Records for this task:
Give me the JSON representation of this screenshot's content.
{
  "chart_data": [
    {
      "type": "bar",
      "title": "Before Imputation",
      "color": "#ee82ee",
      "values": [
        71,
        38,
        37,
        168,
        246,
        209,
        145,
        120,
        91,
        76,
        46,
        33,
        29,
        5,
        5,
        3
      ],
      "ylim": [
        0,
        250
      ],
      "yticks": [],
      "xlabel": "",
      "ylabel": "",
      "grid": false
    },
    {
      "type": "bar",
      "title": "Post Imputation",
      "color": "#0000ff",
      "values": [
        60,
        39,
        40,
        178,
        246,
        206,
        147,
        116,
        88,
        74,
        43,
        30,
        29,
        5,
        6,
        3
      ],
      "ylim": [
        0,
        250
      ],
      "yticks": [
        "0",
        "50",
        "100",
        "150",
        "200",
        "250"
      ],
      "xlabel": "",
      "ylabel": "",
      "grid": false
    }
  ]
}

Requirements: The listing above must be transcribed exactly, line by line.

Result of the task:
Give me the JSON representation of this screenshot's content.
{
  "chart_data": [
    {
      "type": "bar",
      "title": "Before Imputation",
      "color": "#ee82ee",
      "values": [
        71,
        38,
        37,
        168,
        246,
        209,
        145,
        120,
        91,
        76,
        46,
        33,
        29,
        5,
        5,
        3
      ],
      "ylim": [
        0,
        250
      ],
      "yticks": [],
      "xlabel": "",
      "ylabel": "",
      "grid": false
    },
    {
      "type": "bar",
      "title": "Post Imputation",
      "color": "#0000ff",
      "values": [
        60,
        39,
        40,
        178,
        246,
        206,
        147,
        116,
        88,
        74,
        43,
        30,
        29,
        5,
        6,
        3
      ],
      "ylim": [
        0,
        250
      ],
      "yticks": [
        "0",
        "50",
        "100",
        "150",
        "200",
        "250"
      ],
      "xlabel": "",
      "ylabel": "",
      "grid": false
    }
  ]
}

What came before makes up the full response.